### Stated task
Leaving out the pictures, please retype each record exactly.

### Recorded information
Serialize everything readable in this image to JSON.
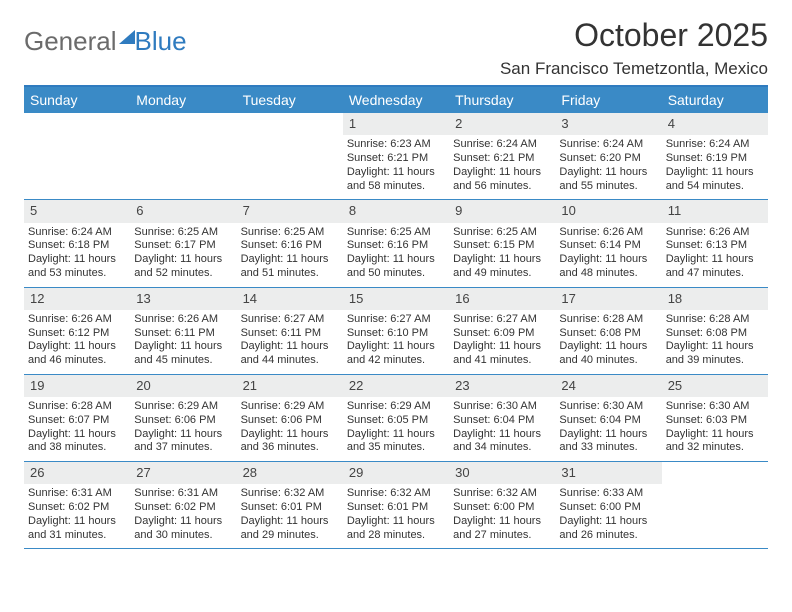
{
  "logo": {
    "part1": "General",
    "part2": "Blue"
  },
  "title": "October 2025",
  "subtitle": "San Francisco Temetzontla, Mexico",
  "colors": {
    "header_bg": "#3a8ac6",
    "header_text": "#ffffff",
    "border": "#2f7bbf",
    "daynum_bg": "#eceded",
    "text": "#333333"
  },
  "day_names": [
    "Sunday",
    "Monday",
    "Tuesday",
    "Wednesday",
    "Thursday",
    "Friday",
    "Saturday"
  ],
  "first_weekday_index": 3,
  "days": [
    {
      "n": 1,
      "sunrise": "6:23 AM",
      "sunset": "6:21 PM",
      "daylight": "11 hours and 58 minutes."
    },
    {
      "n": 2,
      "sunrise": "6:24 AM",
      "sunset": "6:21 PM",
      "daylight": "11 hours and 56 minutes."
    },
    {
      "n": 3,
      "sunrise": "6:24 AM",
      "sunset": "6:20 PM",
      "daylight": "11 hours and 55 minutes."
    },
    {
      "n": 4,
      "sunrise": "6:24 AM",
      "sunset": "6:19 PM",
      "daylight": "11 hours and 54 minutes."
    },
    {
      "n": 5,
      "sunrise": "6:24 AM",
      "sunset": "6:18 PM",
      "daylight": "11 hours and 53 minutes."
    },
    {
      "n": 6,
      "sunrise": "6:25 AM",
      "sunset": "6:17 PM",
      "daylight": "11 hours and 52 minutes."
    },
    {
      "n": 7,
      "sunrise": "6:25 AM",
      "sunset": "6:16 PM",
      "daylight": "11 hours and 51 minutes."
    },
    {
      "n": 8,
      "sunrise": "6:25 AM",
      "sunset": "6:16 PM",
      "daylight": "11 hours and 50 minutes."
    },
    {
      "n": 9,
      "sunrise": "6:25 AM",
      "sunset": "6:15 PM",
      "daylight": "11 hours and 49 minutes."
    },
    {
      "n": 10,
      "sunrise": "6:26 AM",
      "sunset": "6:14 PM",
      "daylight": "11 hours and 48 minutes."
    },
    {
      "n": 11,
      "sunrise": "6:26 AM",
      "sunset": "6:13 PM",
      "daylight": "11 hours and 47 minutes."
    },
    {
      "n": 12,
      "sunrise": "6:26 AM",
      "sunset": "6:12 PM",
      "daylight": "11 hours and 46 minutes."
    },
    {
      "n": 13,
      "sunrise": "6:26 AM",
      "sunset": "6:11 PM",
      "daylight": "11 hours and 45 minutes."
    },
    {
      "n": 14,
      "sunrise": "6:27 AM",
      "sunset": "6:11 PM",
      "daylight": "11 hours and 44 minutes."
    },
    {
      "n": 15,
      "sunrise": "6:27 AM",
      "sunset": "6:10 PM",
      "daylight": "11 hours and 42 minutes."
    },
    {
      "n": 16,
      "sunrise": "6:27 AM",
      "sunset": "6:09 PM",
      "daylight": "11 hours and 41 minutes."
    },
    {
      "n": 17,
      "sunrise": "6:28 AM",
      "sunset": "6:08 PM",
      "daylight": "11 hours and 40 minutes."
    },
    {
      "n": 18,
      "sunrise": "6:28 AM",
      "sunset": "6:08 PM",
      "daylight": "11 hours and 39 minutes."
    },
    {
      "n": 19,
      "sunrise": "6:28 AM",
      "sunset": "6:07 PM",
      "daylight": "11 hours and 38 minutes."
    },
    {
      "n": 20,
      "sunrise": "6:29 AM",
      "sunset": "6:06 PM",
      "daylight": "11 hours and 37 minutes."
    },
    {
      "n": 21,
      "sunrise": "6:29 AM",
      "sunset": "6:06 PM",
      "daylight": "11 hours and 36 minutes."
    },
    {
      "n": 22,
      "sunrise": "6:29 AM",
      "sunset": "6:05 PM",
      "daylight": "11 hours and 35 minutes."
    },
    {
      "n": 23,
      "sunrise": "6:30 AM",
      "sunset": "6:04 PM",
      "daylight": "11 hours and 34 minutes."
    },
    {
      "n": 24,
      "sunrise": "6:30 AM",
      "sunset": "6:04 PM",
      "daylight": "11 hours and 33 minutes."
    },
    {
      "n": 25,
      "sunrise": "6:30 AM",
      "sunset": "6:03 PM",
      "daylight": "11 hours and 32 minutes."
    },
    {
      "n": 26,
      "sunrise": "6:31 AM",
      "sunset": "6:02 PM",
      "daylight": "11 hours and 31 minutes."
    },
    {
      "n": 27,
      "sunrise": "6:31 AM",
      "sunset": "6:02 PM",
      "daylight": "11 hours and 30 minutes."
    },
    {
      "n": 28,
      "sunrise": "6:32 AM",
      "sunset": "6:01 PM",
      "daylight": "11 hours and 29 minutes."
    },
    {
      "n": 29,
      "sunrise": "6:32 AM",
      "sunset": "6:01 PM",
      "daylight": "11 hours and 28 minutes."
    },
    {
      "n": 30,
      "sunrise": "6:32 AM",
      "sunset": "6:00 PM",
      "daylight": "11 hours and 27 minutes."
    },
    {
      "n": 31,
      "sunrise": "6:33 AM",
      "sunset": "6:00 PM",
      "daylight": "11 hours and 26 minutes."
    }
  ],
  "labels": {
    "sunrise_prefix": "Sunrise: ",
    "sunset_prefix": "Sunset: ",
    "daylight_prefix": "Daylight: "
  }
}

### Result below
Serialize everything readable in this image to JSON.
{
  "logo": {
    "part1": "General",
    "part2": "Blue"
  },
  "title": "October 2025",
  "subtitle": "San Francisco Temetzontla, Mexico",
  "colors": {
    "header_bg": "#3a8ac6",
    "header_text": "#ffffff",
    "border": "#2f7bbf",
    "daynum_bg": "#eceded",
    "text": "#333333"
  },
  "day_names": [
    "Sunday",
    "Monday",
    "Tuesday",
    "Wednesday",
    "Thursday",
    "Friday",
    "Saturday"
  ],
  "first_weekday_index": 3,
  "days": [
    {
      "n": 1,
      "sunrise": "6:23 AM",
      "sunset": "6:21 PM",
      "daylight": "11 hours and 58 minutes."
    },
    {
      "n": 2,
      "sunrise": "6:24 AM",
      "sunset": "6:21 PM",
      "daylight": "11 hours and 56 minutes."
    },
    {
      "n": 3,
      "sunrise": "6:24 AM",
      "sunset": "6:20 PM",
      "daylight": "11 hours and 55 minutes."
    },
    {
      "n": 4,
      "sunrise": "6:24 AM",
      "sunset": "6:19 PM",
      "daylight": "11 hours and 54 minutes."
    },
    {
      "n": 5,
      "sunrise": "6:24 AM",
      "sunset": "6:18 PM",
      "daylight": "11 hours and 53 minutes."
    },
    {
      "n": 6,
      "sunrise": "6:25 AM",
      "sunset": "6:17 PM",
      "daylight": "11 hours and 52 minutes."
    },
    {
      "n": 7,
      "sunrise": "6:25 AM",
      "sunset": "6:16 PM",
      "daylight": "11 hours and 51 minutes."
    },
    {
      "n": 8,
      "sunrise": "6:25 AM",
      "sunset": "6:16 PM",
      "daylight": "11 hours and 50 minutes."
    },
    {
      "n": 9,
      "sunrise": "6:25 AM",
      "sunset": "6:15 PM",
      "daylight": "11 hours and 49 minutes."
    },
    {
      "n": 10,
      "sunrise": "6:26 AM",
      "sunset": "6:14 PM",
      "daylight": "11 hours and 48 minutes."
    },
    {
      "n": 11,
      "sunrise": "6:26 AM",
      "sunset": "6:13 PM",
      "daylight": "11 hours and 47 minutes."
    },
    {
      "n": 12,
      "sunrise": "6:26 AM",
      "sunset": "6:12 PM",
      "daylight": "11 hours and 46 minutes."
    },
    {
      "n": 13,
      "sunrise": "6:26 AM",
      "sunset": "6:11 PM",
      "daylight": "11 hours and 45 minutes."
    },
    {
      "n": 14,
      "sunrise": "6:27 AM",
      "sunset": "6:11 PM",
      "daylight": "11 hours and 44 minutes."
    },
    {
      "n": 15,
      "sunrise": "6:27 AM",
      "sunset": "6:10 PM",
      "daylight": "11 hours and 42 minutes."
    },
    {
      "n": 16,
      "sunrise": "6:27 AM",
      "sunset": "6:09 PM",
      "daylight": "11 hours and 41 minutes."
    },
    {
      "n": 17,
      "sunrise": "6:28 AM",
      "sunset": "6:08 PM",
      "daylight": "11 hours and 40 minutes."
    },
    {
      "n": 18,
      "sunrise": "6:28 AM",
      "sunset": "6:08 PM",
      "daylight": "11 hours and 39 minutes."
    },
    {
      "n": 19,
      "sunrise": "6:28 AM",
      "sunset": "6:07 PM",
      "daylight": "11 hours and 38 minutes."
    },
    {
      "n": 20,
      "sunrise": "6:29 AM",
      "sunset": "6:06 PM",
      "daylight": "11 hours and 37 minutes."
    },
    {
      "n": 21,
      "sunrise": "6:29 AM",
      "sunset": "6:06 PM",
      "daylight": "11 hours and 36 minutes."
    },
    {
      "n": 22,
      "sunrise": "6:29 AM",
      "sunset": "6:05 PM",
      "daylight": "11 hours and 35 minutes."
    },
    {
      "n": 23,
      "sunrise": "6:30 AM",
      "sunset": "6:04 PM",
      "daylight": "11 hours and 34 minutes."
    },
    {
      "n": 24,
      "sunrise": "6:30 AM",
      "sunset": "6:04 PM",
      "daylight": "11 hours and 33 minutes."
    },
    {
      "n": 25,
      "sunrise": "6:30 AM",
      "sunset": "6:03 PM",
      "daylight": "11 hours and 32 minutes."
    },
    {
      "n": 26,
      "sunrise": "6:31 AM",
      "sunset": "6:02 PM",
      "daylight": "11 hours and 31 minutes."
    },
    {
      "n": 27,
      "sunrise": "6:31 AM",
      "sunset": "6:02 PM",
      "daylight": "11 hours and 30 minutes."
    },
    {
      "n": 28,
      "sunrise": "6:32 AM",
      "sunset": "6:01 PM",
      "daylight": "11 hours and 29 minutes."
    },
    {
      "n": 29,
      "sunrise": "6:32 AM",
      "sunset": "6:01 PM",
      "daylight": "11 hours and 28 minutes."
    },
    {
      "n": 30,
      "sunrise": "6:32 AM",
      "sunset": "6:00 PM",
      "daylight": "11 hours and 27 minutes."
    },
    {
      "n": 31,
      "sunrise": "6:33 AM",
      "sunset": "6:00 PM",
      "daylight": "11 hours and 26 minutes."
    }
  ],
  "labels": {
    "sunrise_prefix": "Sunrise: ",
    "sunset_prefix": "Sunset: ",
    "daylight_prefix": "Daylight: "
  }
}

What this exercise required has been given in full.